§ **REQUEST**
Below are some records; give them all again exactly, but not the pictures.

§ **DATASET EXTRACT**
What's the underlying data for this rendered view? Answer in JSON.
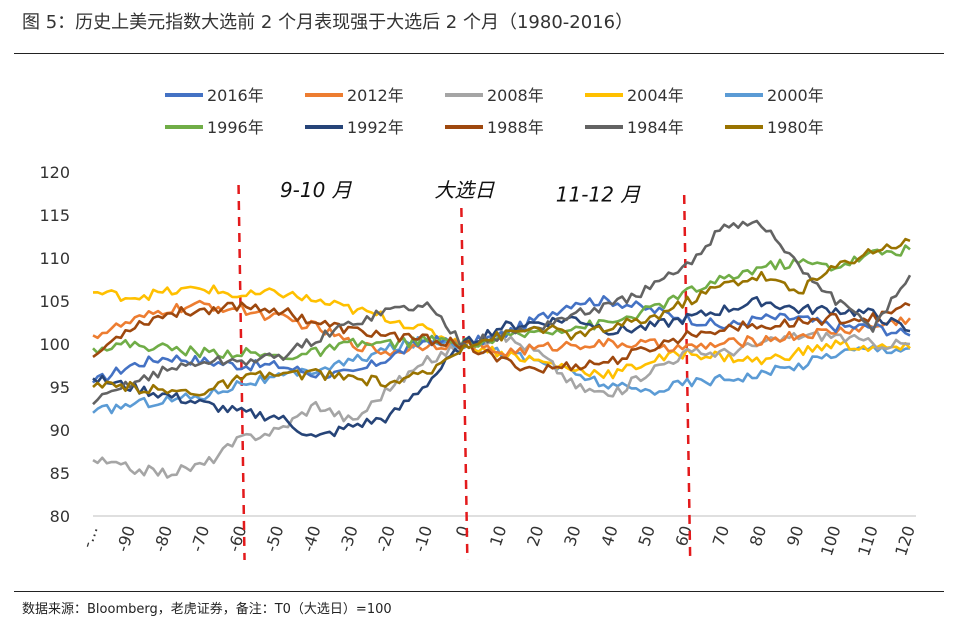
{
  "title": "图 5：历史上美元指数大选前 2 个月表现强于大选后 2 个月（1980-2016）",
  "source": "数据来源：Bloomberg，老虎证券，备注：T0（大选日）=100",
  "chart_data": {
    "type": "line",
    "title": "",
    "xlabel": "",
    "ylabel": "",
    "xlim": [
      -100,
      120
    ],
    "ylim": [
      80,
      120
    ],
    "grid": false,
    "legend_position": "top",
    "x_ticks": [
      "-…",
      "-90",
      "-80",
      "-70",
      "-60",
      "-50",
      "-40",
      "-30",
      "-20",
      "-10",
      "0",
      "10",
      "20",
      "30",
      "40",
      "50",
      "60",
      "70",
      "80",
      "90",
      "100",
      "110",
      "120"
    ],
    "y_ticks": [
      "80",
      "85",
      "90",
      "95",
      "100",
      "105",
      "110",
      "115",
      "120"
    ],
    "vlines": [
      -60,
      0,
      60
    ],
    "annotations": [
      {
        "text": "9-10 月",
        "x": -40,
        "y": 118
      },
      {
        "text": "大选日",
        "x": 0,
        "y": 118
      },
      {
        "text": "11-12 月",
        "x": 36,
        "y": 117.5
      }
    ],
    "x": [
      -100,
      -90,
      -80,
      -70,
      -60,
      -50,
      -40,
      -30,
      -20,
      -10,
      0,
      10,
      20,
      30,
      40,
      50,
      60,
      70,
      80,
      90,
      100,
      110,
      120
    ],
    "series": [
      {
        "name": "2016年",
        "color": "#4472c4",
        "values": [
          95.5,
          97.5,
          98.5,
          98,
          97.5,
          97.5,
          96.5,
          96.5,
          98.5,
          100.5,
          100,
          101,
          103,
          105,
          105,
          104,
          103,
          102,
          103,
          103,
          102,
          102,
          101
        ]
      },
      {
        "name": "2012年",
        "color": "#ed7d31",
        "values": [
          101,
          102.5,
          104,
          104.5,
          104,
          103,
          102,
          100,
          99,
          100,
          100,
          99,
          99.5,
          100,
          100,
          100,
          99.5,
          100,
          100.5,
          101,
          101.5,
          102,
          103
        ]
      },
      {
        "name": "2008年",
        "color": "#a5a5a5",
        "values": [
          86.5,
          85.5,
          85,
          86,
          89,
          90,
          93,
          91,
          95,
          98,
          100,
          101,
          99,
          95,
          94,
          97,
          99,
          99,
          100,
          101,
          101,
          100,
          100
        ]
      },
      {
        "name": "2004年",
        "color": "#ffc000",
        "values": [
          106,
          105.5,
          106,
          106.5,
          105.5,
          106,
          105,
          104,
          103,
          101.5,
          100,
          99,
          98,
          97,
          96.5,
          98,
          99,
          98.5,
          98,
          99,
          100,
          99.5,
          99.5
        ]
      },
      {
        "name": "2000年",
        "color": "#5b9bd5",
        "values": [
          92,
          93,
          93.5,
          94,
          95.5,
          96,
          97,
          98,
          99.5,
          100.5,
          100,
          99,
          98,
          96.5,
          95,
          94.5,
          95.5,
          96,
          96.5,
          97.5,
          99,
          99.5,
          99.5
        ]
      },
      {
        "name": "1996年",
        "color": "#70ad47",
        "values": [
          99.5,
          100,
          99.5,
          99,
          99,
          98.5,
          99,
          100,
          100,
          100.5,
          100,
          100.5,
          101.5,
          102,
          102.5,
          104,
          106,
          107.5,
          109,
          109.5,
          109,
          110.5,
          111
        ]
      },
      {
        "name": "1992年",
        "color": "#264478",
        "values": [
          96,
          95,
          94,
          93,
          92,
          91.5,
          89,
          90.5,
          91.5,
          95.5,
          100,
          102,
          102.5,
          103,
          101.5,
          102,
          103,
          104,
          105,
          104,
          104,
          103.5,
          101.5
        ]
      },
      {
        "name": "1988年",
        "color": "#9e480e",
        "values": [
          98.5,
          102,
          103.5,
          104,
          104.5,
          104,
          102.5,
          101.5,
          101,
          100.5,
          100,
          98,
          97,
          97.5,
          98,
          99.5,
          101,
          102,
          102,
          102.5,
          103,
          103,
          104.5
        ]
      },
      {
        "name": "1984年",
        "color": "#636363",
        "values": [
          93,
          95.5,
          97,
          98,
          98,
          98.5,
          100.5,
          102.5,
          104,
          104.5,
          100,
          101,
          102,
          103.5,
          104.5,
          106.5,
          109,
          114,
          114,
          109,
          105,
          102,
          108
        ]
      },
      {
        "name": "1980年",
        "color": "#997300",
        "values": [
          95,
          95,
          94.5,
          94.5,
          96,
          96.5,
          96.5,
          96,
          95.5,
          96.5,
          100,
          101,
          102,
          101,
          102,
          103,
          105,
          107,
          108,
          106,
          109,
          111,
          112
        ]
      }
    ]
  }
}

§ **FULL SOLUTION**
What's the underlying data for this rendered view? Answer in JSON.
{
  "title": "图 5：历史上美元指数大选前 2 个月表现强于大选后 2 个月（1980-2016）",
  "source": "数据来源：Bloomberg，老虎证券，备注：T0（大选日）=100",
  "chart_data": {
    "type": "line",
    "title": "",
    "xlabel": "",
    "ylabel": "",
    "xlim": [
      -100,
      120
    ],
    "ylim": [
      80,
      120
    ],
    "grid": false,
    "legend_position": "top",
    "x_ticks": [
      "-…",
      "-90",
      "-80",
      "-70",
      "-60",
      "-50",
      "-40",
      "-30",
      "-20",
      "-10",
      "0",
      "10",
      "20",
      "30",
      "40",
      "50",
      "60",
      "70",
      "80",
      "90",
      "100",
      "110",
      "120"
    ],
    "y_ticks": [
      "80",
      "85",
      "90",
      "95",
      "100",
      "105",
      "110",
      "115",
      "120"
    ],
    "vlines": [
      -60,
      0,
      60
    ],
    "annotations": [
      {
        "text": "9-10 月",
        "x": -40,
        "y": 118
      },
      {
        "text": "大选日",
        "x": 0,
        "y": 118
      },
      {
        "text": "11-12 月",
        "x": 36,
        "y": 117.5
      }
    ],
    "x": [
      -100,
      -90,
      -80,
      -70,
      -60,
      -50,
      -40,
      -30,
      -20,
      -10,
      0,
      10,
      20,
      30,
      40,
      50,
      60,
      70,
      80,
      90,
      100,
      110,
      120
    ],
    "series": [
      {
        "name": "2016年",
        "color": "#4472c4",
        "values": [
          95.5,
          97.5,
          98.5,
          98,
          97.5,
          97.5,
          96.5,
          96.5,
          98.5,
          100.5,
          100,
          101,
          103,
          105,
          105,
          104,
          103,
          102,
          103,
          103,
          102,
          102,
          101
        ]
      },
      {
        "name": "2012年",
        "color": "#ed7d31",
        "values": [
          101,
          102.5,
          104,
          104.5,
          104,
          103,
          102,
          100,
          99,
          100,
          100,
          99,
          99.5,
          100,
          100,
          100,
          99.5,
          100,
          100.5,
          101,
          101.5,
          102,
          103
        ]
      },
      {
        "name": "2008年",
        "color": "#a5a5a5",
        "values": [
          86.5,
          85.5,
          85,
          86,
          89,
          90,
          93,
          91,
          95,
          98,
          100,
          101,
          99,
          95,
          94,
          97,
          99,
          99,
          100,
          101,
          101,
          100,
          100
        ]
      },
      {
        "name": "2004年",
        "color": "#ffc000",
        "values": [
          106,
          105.5,
          106,
          106.5,
          105.5,
          106,
          105,
          104,
          103,
          101.5,
          100,
          99,
          98,
          97,
          96.5,
          98,
          99,
          98.5,
          98,
          99,
          100,
          99.5,
          99.5
        ]
      },
      {
        "name": "2000年",
        "color": "#5b9bd5",
        "values": [
          92,
          93,
          93.5,
          94,
          95.5,
          96,
          97,
          98,
          99.5,
          100.5,
          100,
          99,
          98,
          96.5,
          95,
          94.5,
          95.5,
          96,
          96.5,
          97.5,
          99,
          99.5,
          99.5
        ]
      },
      {
        "name": "1996年",
        "color": "#70ad47",
        "values": [
          99.5,
          100,
          99.5,
          99,
          99,
          98.5,
          99,
          100,
          100,
          100.5,
          100,
          100.5,
          101.5,
          102,
          102.5,
          104,
          106,
          107.5,
          109,
          109.5,
          109,
          110.5,
          111
        ]
      },
      {
        "name": "1992年",
        "color": "#264478",
        "values": [
          96,
          95,
          94,
          93,
          92,
          91.5,
          89,
          90.5,
          91.5,
          95.5,
          100,
          102,
          102.5,
          103,
          101.5,
          102,
          103,
          104,
          105,
          104,
          104,
          103.5,
          101.5
        ]
      },
      {
        "name": "1988年",
        "color": "#9e480e",
        "values": [
          98.5,
          102,
          103.5,
          104,
          104.5,
          104,
          102.5,
          101.5,
          101,
          100.5,
          100,
          98,
          97,
          97.5,
          98,
          99.5,
          101,
          102,
          102,
          102.5,
          103,
          103,
          104.5
        ]
      },
      {
        "name": "1984年",
        "color": "#636363",
        "values": [
          93,
          95.5,
          97,
          98,
          98,
          98.5,
          100.5,
          102.5,
          104,
          104.5,
          100,
          101,
          102,
          103.5,
          104.5,
          106.5,
          109,
          114,
          114,
          109,
          105,
          102,
          108
        ]
      },
      {
        "name": "1980年",
        "color": "#997300",
        "values": [
          95,
          95,
          94.5,
          94.5,
          96,
          96.5,
          96.5,
          96,
          95.5,
          96.5,
          100,
          101,
          102,
          101,
          102,
          103,
          105,
          107,
          108,
          106,
          109,
          111,
          112
        ]
      }
    ]
  }
}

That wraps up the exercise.